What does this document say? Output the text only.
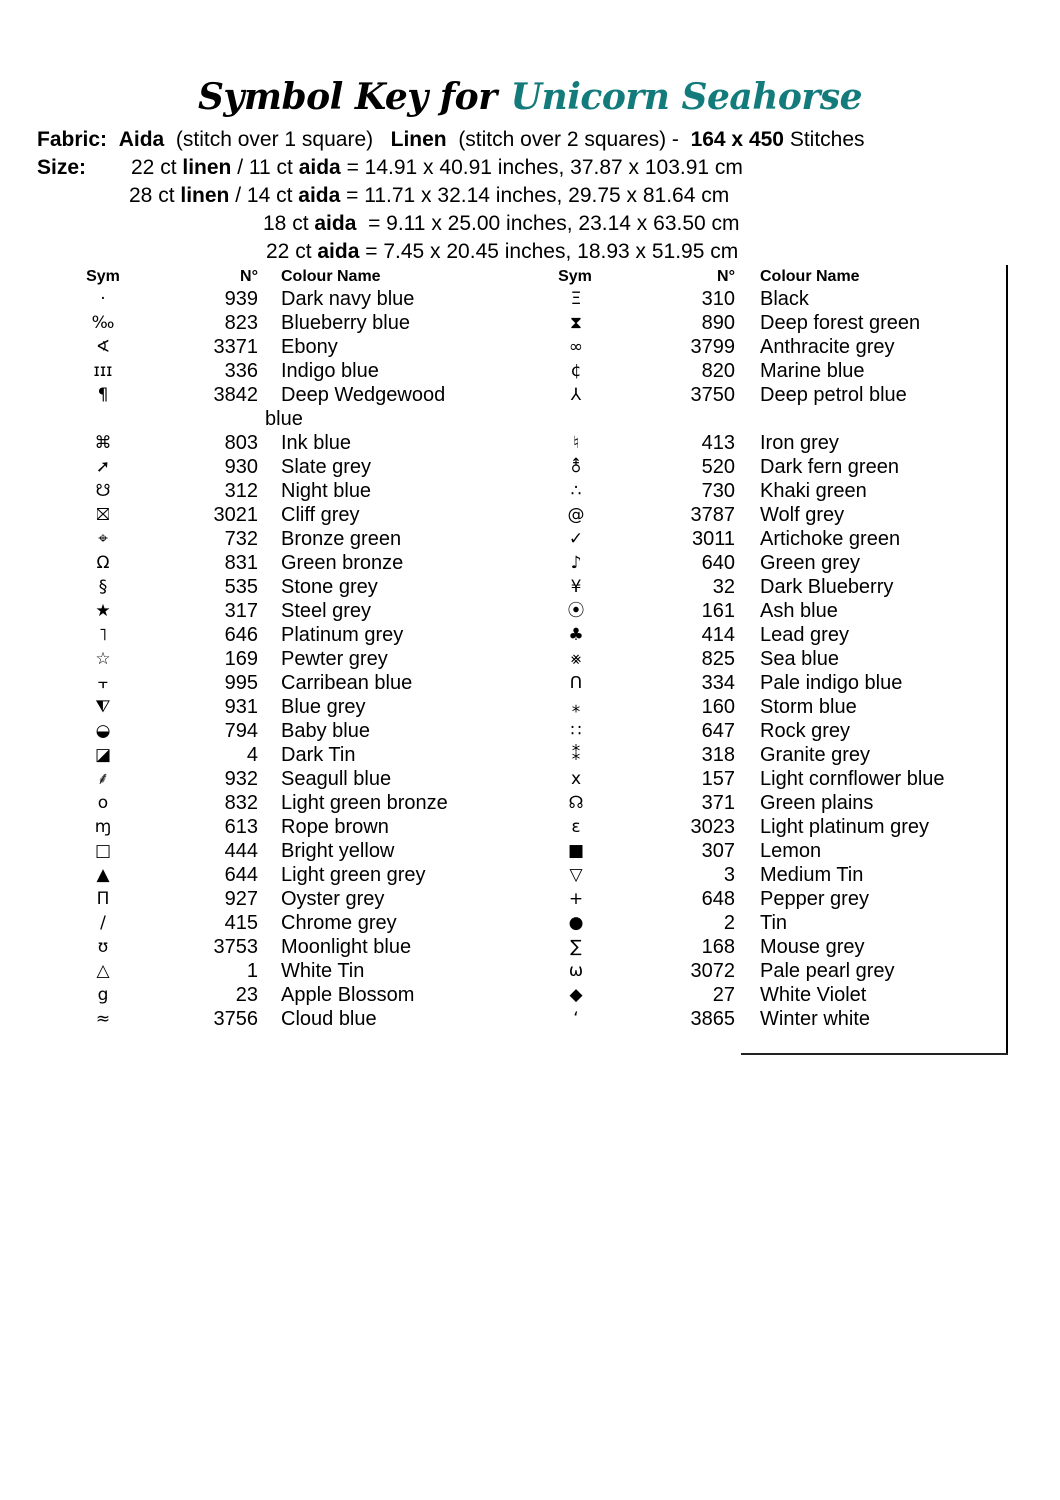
Symbol Key for Unicorn Seahorse
Fabric: Aida (stitch over 1 square) Linen (stitch over 2 squares) - 164 x 450 Stitches
Size: 22 ct linen / 11 ct aida = 14.91 x 40.91 inches, 37.87 x 103.91 cm
28 ct linen / 14 ct aida = 11.71 x 32.14 inches, 29.75 x 81.64 cm
18 ct aida  = 9.11 x 25.00 inches, 23.14 x 63.50 cm
22 ct aida = 7.45 x 20.45 inches, 18.93 x 51.95 cm
Sym	N° Colour Name
·	939 Dark navy blue
‰	823 Blueberry blue
∢	3371 Ebony
ɪɪɪ	336 Indigo blue
¶	3842 Deep Wedgewood
blue
⌘	803 Ink blue
➚	930 Slate grey
☋	312 Night blue
⛝	3021 Cliff grey
⌖	732 Bronze green
Ω	831 Green bronze
§	535 Stone grey
★	317 Steel grey
˥	646 Platinum grey
☆	169 Pewter grey
⫟	995 Carribean blue
⧨	931 Blue grey
◒	794 Baby blue
◪	4 Dark Tin
⸙	932 Seagull blue
o	832 Light green bronze
ɱ	613 Rope brown
□	444 Bright yellow
▲	644 Light green grey
Π	927 Oyster grey
/	415 Chrome grey
ʊ	3753 Moonlight blue
△	1 White Tin
g	23 Apple Blossom
≈	3756 Cloud blue
Sym	N° Colour Name
Ξ	310 Black
⧗	890 Deep forest green
∞	3799 Anthracite grey
¢	820 Marine blue
⅄	3750 Deep petrol blue
♮	413 Iron grey
⚨	520 Dark fern green
∴	730 Khaki green
@	3787 Wolf grey
✓	3011 Artichoke green
♪	640 Green grey
¥	32 Dark Blueberry
⦿	161 Ash blue
♣	414 Lead grey
⨳	825 Sea blue
ᑎ	334 Pale indigo blue
⁎	160 Storm blue
∷	647 Rock grey
⁑	318 Granite grey
x	157 Light cornflower blue
☊	371 Green plains
ɛ	3023 Light platinum grey
■	307 Lemon
▽	3 Medium Tin
+	648 Pepper grey
●	2 Tin
∑	168 Mouse grey
ω	3072 Pale pearl grey
◆	27 White Violet
ʻ	3865 Winter white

▸ **Work to complete**
Your answer should be a single number: the count of lines containing the word "Deep".

▸ **Final answer**
3